Problem requirements ▸ Among the lines below, count those containing the word "JSON". Give the number only.

* begin *

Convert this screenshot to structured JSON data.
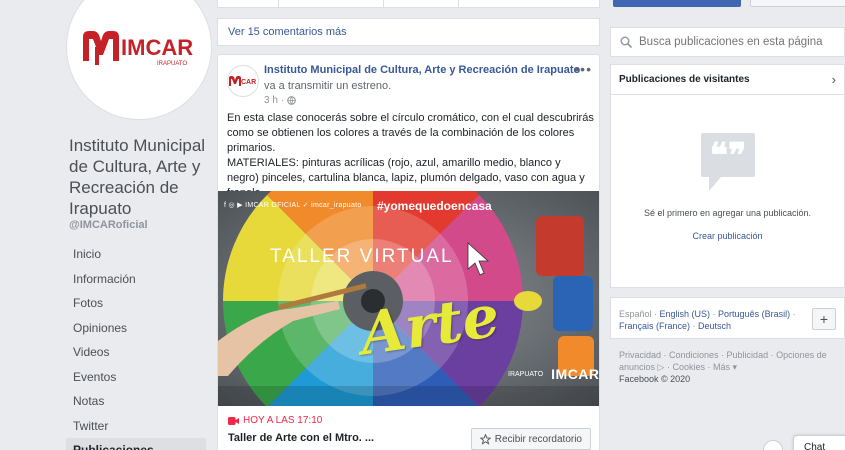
{
  "page": {
    "name": "Instituto Municipal de Cultura, Arte y Recreación de Irapuato",
    "handle": "@IMCARoficial",
    "logo_text": "IMCAR",
    "logo_subtext": "IRAPUATO"
  },
  "left_nav": {
    "items": [
      {
        "label": "Inicio"
      },
      {
        "label": "Información"
      },
      {
        "label": "Fotos"
      },
      {
        "label": "Opiniones"
      },
      {
        "label": "Videos"
      },
      {
        "label": "Eventos"
      },
      {
        "label": "Notas"
      },
      {
        "label": "Twitter"
      },
      {
        "label": "Publicaciones"
      }
    ]
  },
  "feed": {
    "more_comments": "Ver 15 comentarios más"
  },
  "post": {
    "author": "Instituto Municipal de Cultura, Arte y Recreación de Irapuato",
    "action": "va a transmitir un estreno.",
    "time": "3 h",
    "body_lines": [
      "En esta clase conocerás sobre el círculo cromático, con el cual descubrirás como se obtienen los colores a través de la combinación de los colores primarios.",
      "MATERIALES: pinturas acrílicas (rojo, azul, amarillo medio, blanco y negro) pinceles, cartulina blanca, lapiz, plumón delgado, vaso con agua y franela."
    ],
    "image": {
      "social_handles": "f ◎ ▶ IMCAR OFICIAL  ✓ imcar_irapuato",
      "hashtag": "#yomequedoencasa",
      "headline": "TALLER VIRTUAL",
      "big_word": "Arte",
      "footer_left": "IRAPUATO",
      "footer_right": "IMCAR"
    },
    "event_date": "HOY A LAS 17:10",
    "event_title": "Taller de Arte con el Mtro. ...",
    "remind_label": "Recibir recordatorio"
  },
  "sidebar": {
    "search_placeholder": "Busca publicaciones en esta página",
    "visitor_title": "Publicaciones de visitantes",
    "visitor_empty": "Sé el primero en agregar una publicación.",
    "create_post": "Crear publicación",
    "languages": {
      "current": "Español",
      "others": [
        "English (US)",
        "Português (Brasil)",
        "Français (France)",
        "Deutsch"
      ]
    },
    "footer_links": "Privacidad · Condiciones · Publicidad · Opciones de anuncios ▷ · Cookies · Más ▾",
    "copyright": "Facebook © 2020"
  },
  "chat": {
    "label": "Chat"
  },
  "colors": {
    "link": "#385898",
    "primary_button": "#4267b2",
    "event_red": "#f02849",
    "arte_yellow": "#e8ea3a"
  }
}
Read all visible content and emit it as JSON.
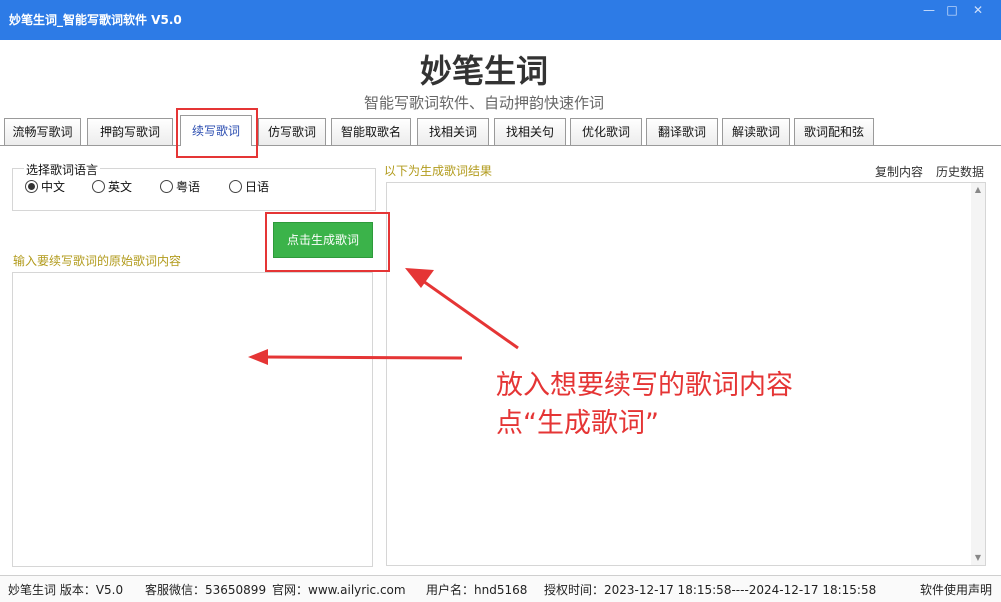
{
  "window": {
    "title": "妙笔生词_智能写歌词软件 V5.0",
    "controls": {
      "minimize": "—",
      "maximize": "□",
      "close": "✕"
    }
  },
  "header": {
    "app_name": "妙笔生词",
    "subtitle": "智能写歌词软件、自动押韵快速作词"
  },
  "tabs": [
    {
      "label": "流畅写歌词"
    },
    {
      "label": "押韵写歌词"
    },
    {
      "label": "续写歌词",
      "active": true
    },
    {
      "label": "仿写歌词"
    },
    {
      "label": "智能取歌名"
    },
    {
      "label": "找相关词"
    },
    {
      "label": "找相关句"
    },
    {
      "label": "优化歌词"
    },
    {
      "label": "翻译歌词"
    },
    {
      "label": "解读歌词"
    },
    {
      "label": "歌词配和弦"
    }
  ],
  "language": {
    "group_title": "选择歌词语言",
    "options": [
      {
        "label": "中文",
        "selected": true
      },
      {
        "label": "英文",
        "selected": false
      },
      {
        "label": "粤语",
        "selected": false
      },
      {
        "label": "日语",
        "selected": false
      }
    ]
  },
  "generate_button": "点击生成歌词",
  "input": {
    "label": "输入要续写歌词的原始歌词内容",
    "value": ""
  },
  "result": {
    "label": "以下为生成歌词结果",
    "copy_link": "复制内容",
    "history_link": "历史数据",
    "value": ""
  },
  "annotation": {
    "line1": "放入想要续写的歌词内容",
    "line2": "点“生成歌词”",
    "color": "#e53535"
  },
  "statusbar": {
    "version": "妙笔生词 版本：V5.0",
    "wechat": "客服微信：53650899",
    "website": "官网：www.ailyric.com",
    "username": "用户名：hnd5168",
    "license": "授权时间：2023-12-17 18:15:58----2024-12-17 18:15:58",
    "disclaimer": "软件使用声明"
  },
  "colors": {
    "titlebar": "#2d7be6",
    "generate_button": "#3bb34a",
    "label_gold": "#b29b1c",
    "highlight_red": "#e53535",
    "active_tab_text": "#2a4cb0"
  }
}
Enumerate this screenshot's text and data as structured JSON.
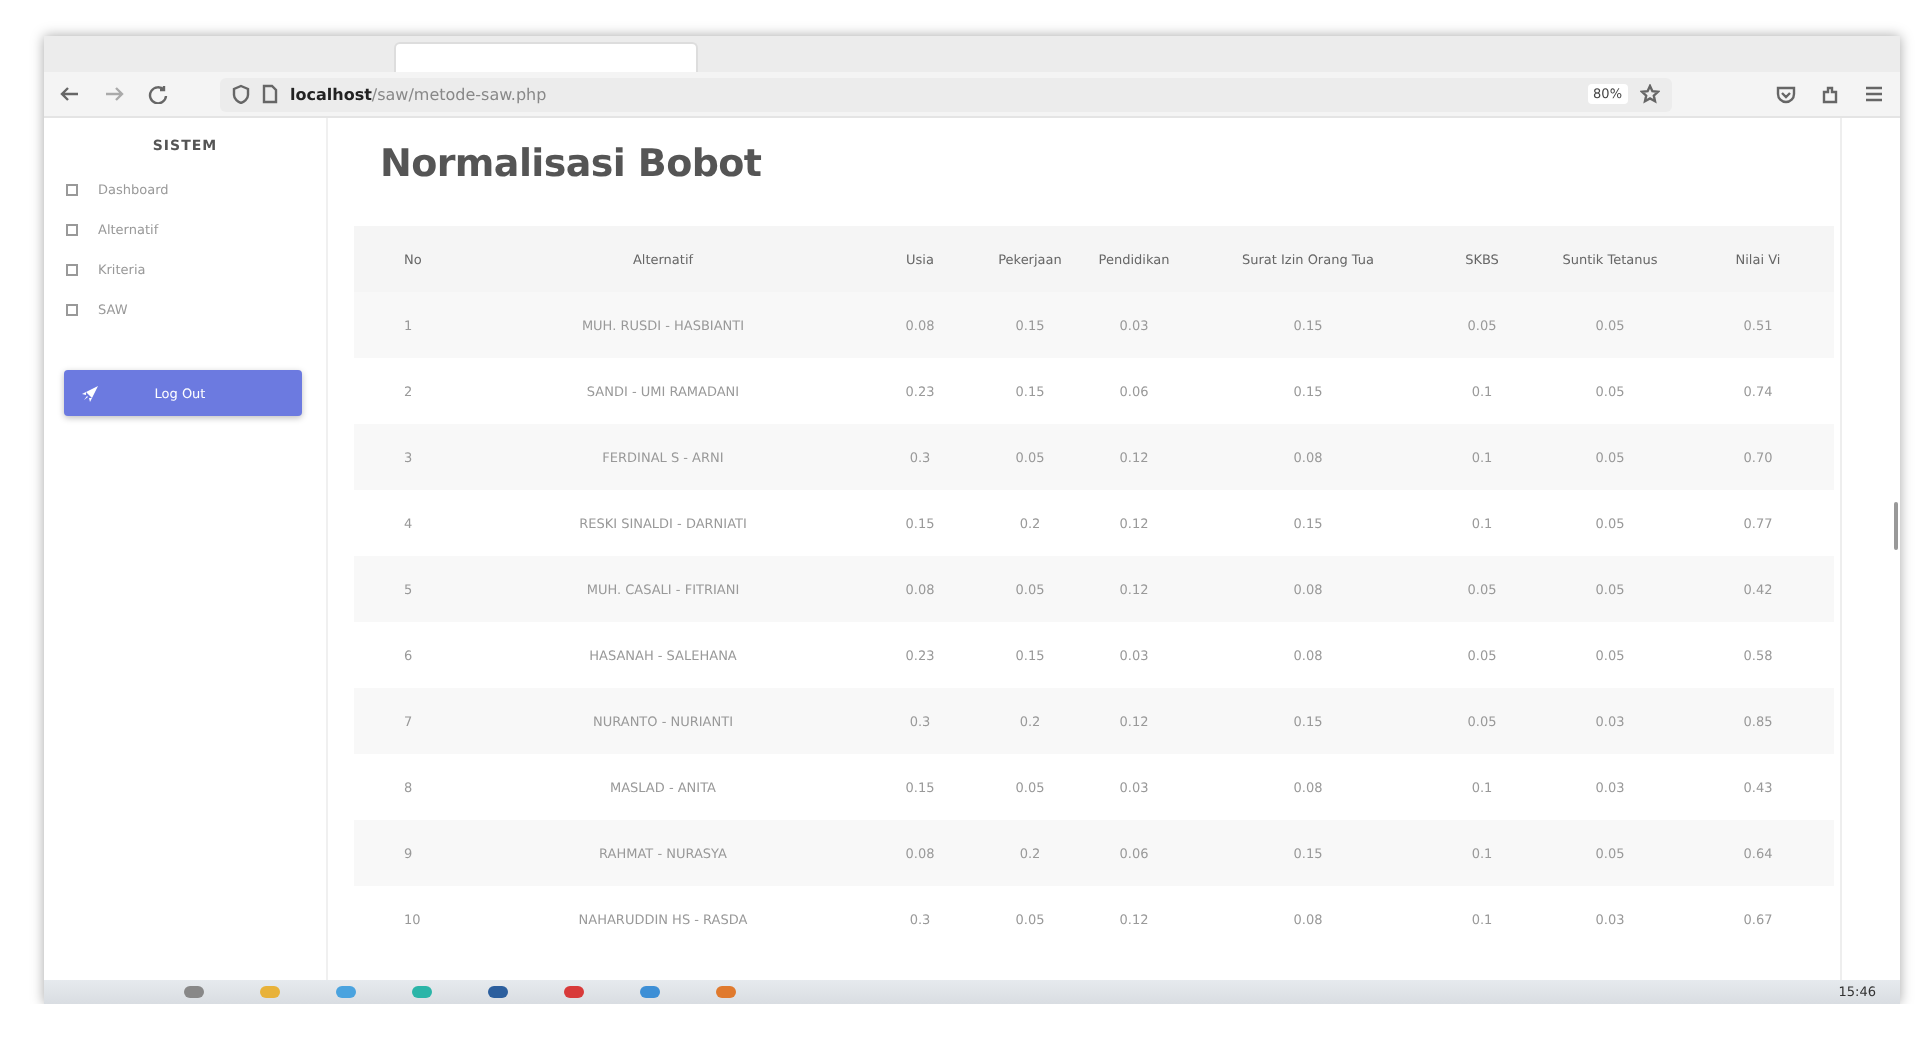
{
  "browser": {
    "address": {
      "host": "localhost",
      "path": "/saw/metode-saw.php"
    },
    "zoom": "80%"
  },
  "sidebar": {
    "heading": "SISTEM",
    "items": [
      {
        "label": "Dashboard"
      },
      {
        "label": "Alternatif"
      },
      {
        "label": "Kriteria"
      },
      {
        "label": "SAW"
      }
    ],
    "logout_button": "Log Out"
  },
  "page": {
    "title": "Normalisasi Bobot"
  },
  "table": {
    "columns": [
      "No",
      "Alternatif",
      "Usia",
      "Pekerjaan",
      "Pendidikan",
      "Surat Izin Orang Tua",
      "SKBS",
      "Suntik Tetanus",
      "Nilai Vi"
    ],
    "rows": [
      [
        "1",
        "MUH. RUSDI - HASBIANTI",
        "0.08",
        "0.15",
        "0.03",
        "0.15",
        "0.05",
        "0.05",
        "0.51"
      ],
      [
        "2",
        "SANDI - UMI RAMADANI",
        "0.23",
        "0.15",
        "0.06",
        "0.15",
        "0.1",
        "0.05",
        "0.74"
      ],
      [
        "3",
        "FERDINAL S - ARNI",
        "0.3",
        "0.05",
        "0.12",
        "0.08",
        "0.1",
        "0.05",
        "0.70"
      ],
      [
        "4",
        "RESKI SINALDI - DARNIATI",
        "0.15",
        "0.2",
        "0.12",
        "0.15",
        "0.1",
        "0.05",
        "0.77"
      ],
      [
        "5",
        "MUH. CASALI - FITRIANI",
        "0.08",
        "0.05",
        "0.12",
        "0.08",
        "0.05",
        "0.05",
        "0.42"
      ],
      [
        "6",
        "HASANAH - SALEHANA",
        "0.23",
        "0.15",
        "0.03",
        "0.08",
        "0.05",
        "0.05",
        "0.58"
      ],
      [
        "7",
        "NURANTO - NURIANTI",
        "0.3",
        "0.2",
        "0.12",
        "0.15",
        "0.05",
        "0.03",
        "0.85"
      ],
      [
        "8",
        "MASLAD - ANITA",
        "0.15",
        "0.05",
        "0.03",
        "0.08",
        "0.1",
        "0.03",
        "0.43"
      ],
      [
        "9",
        "RAHMAT - NURASYA",
        "0.08",
        "0.2",
        "0.06",
        "0.15",
        "0.1",
        "0.05",
        "0.64"
      ],
      [
        "10",
        "NAHARUDDIN HS - RASDA",
        "0.3",
        "0.05",
        "0.12",
        "0.08",
        "0.1",
        "0.03",
        "0.67"
      ]
    ]
  },
  "taskbar": {
    "time": "15:46"
  }
}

* end *

Finished exercise ▸ 3